Task objective:
Count the lines in the entries below that include the word "link". Give nothing but the number.

Provided records:
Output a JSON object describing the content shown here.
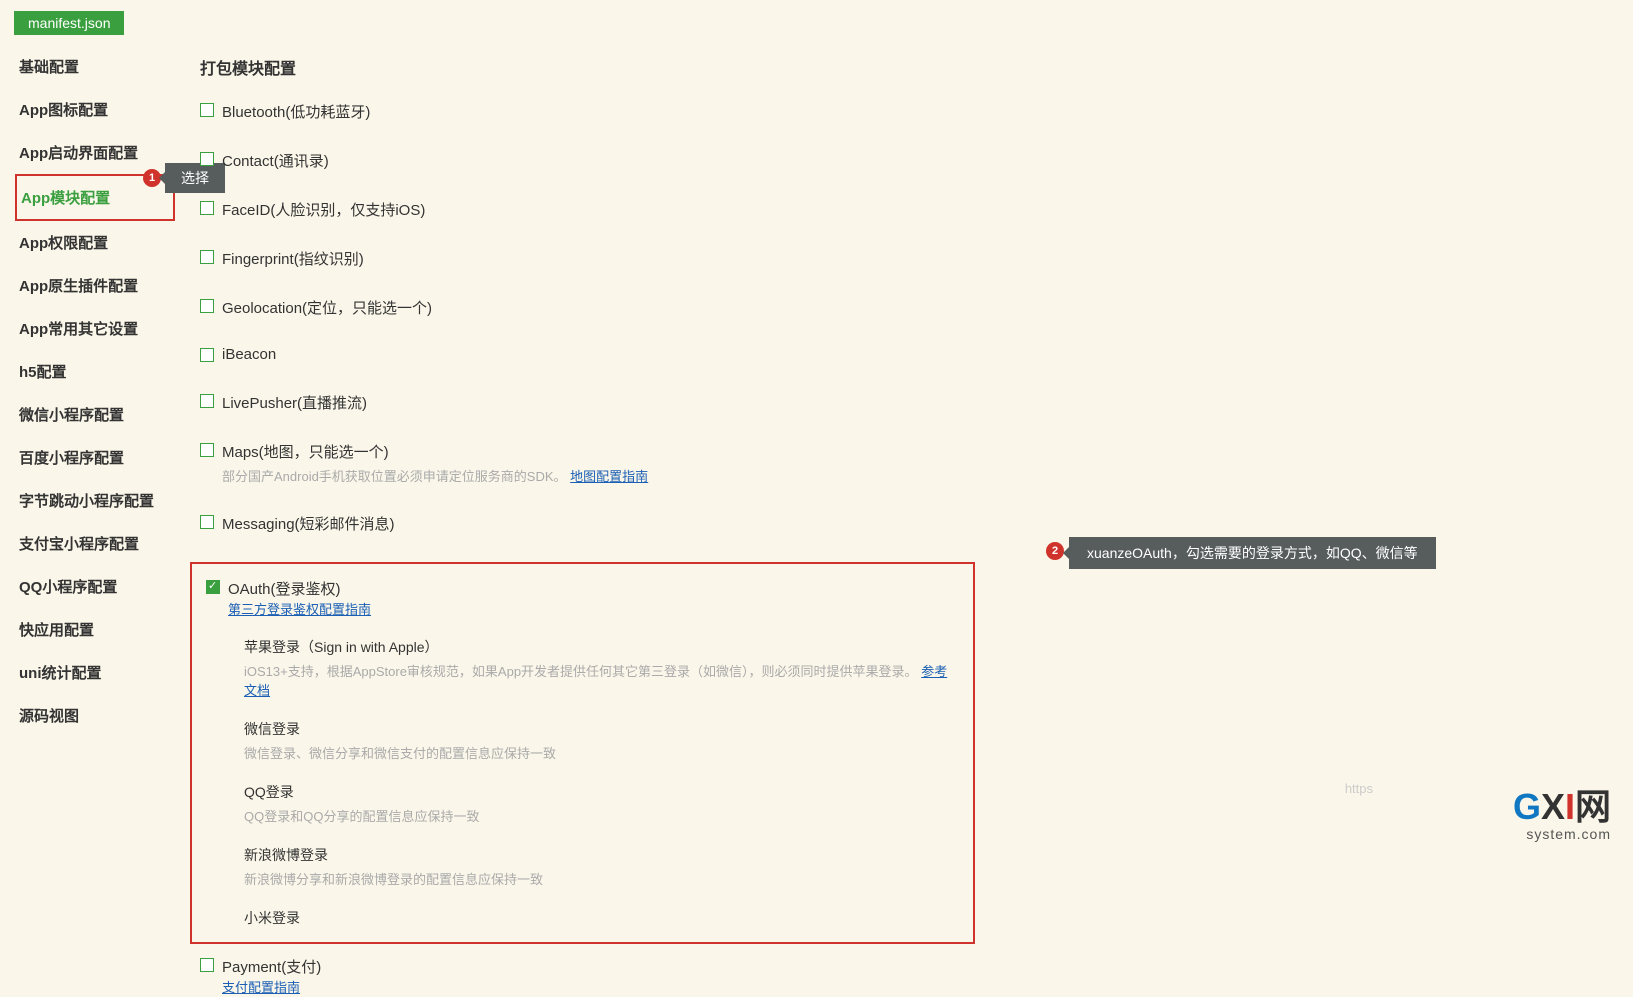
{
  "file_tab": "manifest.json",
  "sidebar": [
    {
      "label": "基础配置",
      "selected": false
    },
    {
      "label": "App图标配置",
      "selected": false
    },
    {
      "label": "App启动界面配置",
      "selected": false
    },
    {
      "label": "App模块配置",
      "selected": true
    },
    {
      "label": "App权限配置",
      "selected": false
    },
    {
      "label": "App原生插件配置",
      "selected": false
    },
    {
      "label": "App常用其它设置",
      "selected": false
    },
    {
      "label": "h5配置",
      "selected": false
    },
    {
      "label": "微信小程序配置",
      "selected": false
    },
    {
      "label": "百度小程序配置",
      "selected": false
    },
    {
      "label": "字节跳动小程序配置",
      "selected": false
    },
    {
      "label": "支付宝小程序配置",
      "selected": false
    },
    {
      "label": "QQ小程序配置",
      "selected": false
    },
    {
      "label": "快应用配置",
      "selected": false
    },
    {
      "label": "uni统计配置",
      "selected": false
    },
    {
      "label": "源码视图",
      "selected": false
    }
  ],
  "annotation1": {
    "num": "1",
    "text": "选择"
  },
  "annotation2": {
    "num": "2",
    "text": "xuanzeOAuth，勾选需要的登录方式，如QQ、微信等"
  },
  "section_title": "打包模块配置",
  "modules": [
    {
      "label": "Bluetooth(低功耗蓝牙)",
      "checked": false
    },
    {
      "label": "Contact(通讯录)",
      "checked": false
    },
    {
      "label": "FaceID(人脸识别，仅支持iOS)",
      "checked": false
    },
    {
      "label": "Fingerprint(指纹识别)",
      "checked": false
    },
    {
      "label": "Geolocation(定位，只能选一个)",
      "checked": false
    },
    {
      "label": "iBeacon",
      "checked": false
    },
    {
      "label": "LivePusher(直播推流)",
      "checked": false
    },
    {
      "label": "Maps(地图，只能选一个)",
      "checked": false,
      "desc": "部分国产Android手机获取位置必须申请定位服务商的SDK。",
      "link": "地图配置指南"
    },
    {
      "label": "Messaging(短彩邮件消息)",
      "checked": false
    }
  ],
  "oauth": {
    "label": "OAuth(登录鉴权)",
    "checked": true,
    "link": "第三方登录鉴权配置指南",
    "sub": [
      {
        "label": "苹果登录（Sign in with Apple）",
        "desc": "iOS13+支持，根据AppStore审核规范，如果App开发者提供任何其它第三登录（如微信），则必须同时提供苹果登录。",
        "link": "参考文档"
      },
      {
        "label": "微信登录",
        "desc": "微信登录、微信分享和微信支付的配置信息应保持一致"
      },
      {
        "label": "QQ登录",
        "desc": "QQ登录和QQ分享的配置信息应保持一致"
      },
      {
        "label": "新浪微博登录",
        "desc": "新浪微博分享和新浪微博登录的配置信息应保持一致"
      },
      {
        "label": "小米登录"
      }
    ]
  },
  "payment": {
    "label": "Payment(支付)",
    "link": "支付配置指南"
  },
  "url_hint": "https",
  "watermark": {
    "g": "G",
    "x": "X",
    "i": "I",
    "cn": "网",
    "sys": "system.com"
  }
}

--

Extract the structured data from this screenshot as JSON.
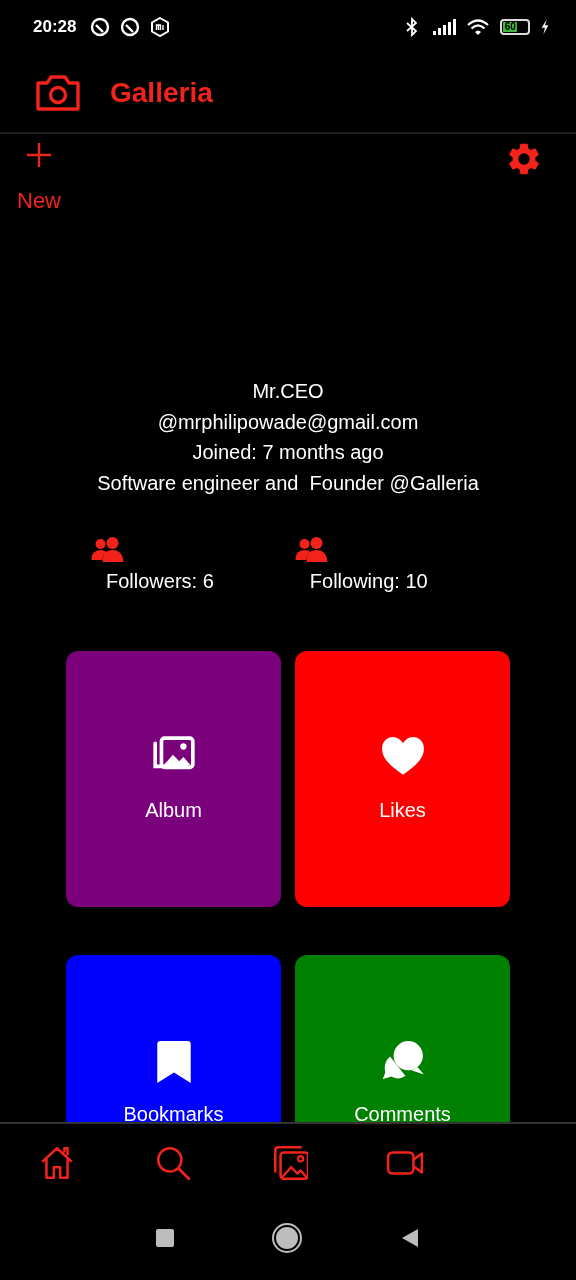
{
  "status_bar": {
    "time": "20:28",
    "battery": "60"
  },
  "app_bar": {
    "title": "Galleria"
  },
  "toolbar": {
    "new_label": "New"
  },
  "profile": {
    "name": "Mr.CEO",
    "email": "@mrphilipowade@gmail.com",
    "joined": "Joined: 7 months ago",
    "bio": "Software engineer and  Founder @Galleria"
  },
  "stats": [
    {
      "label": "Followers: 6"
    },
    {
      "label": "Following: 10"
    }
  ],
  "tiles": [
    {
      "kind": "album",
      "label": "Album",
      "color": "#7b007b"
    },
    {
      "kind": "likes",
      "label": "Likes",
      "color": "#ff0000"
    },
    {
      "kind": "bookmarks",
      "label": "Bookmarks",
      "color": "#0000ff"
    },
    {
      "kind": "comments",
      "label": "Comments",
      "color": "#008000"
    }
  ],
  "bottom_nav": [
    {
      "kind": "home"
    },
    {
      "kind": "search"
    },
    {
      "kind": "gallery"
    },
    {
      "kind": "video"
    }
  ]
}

Written answer:
4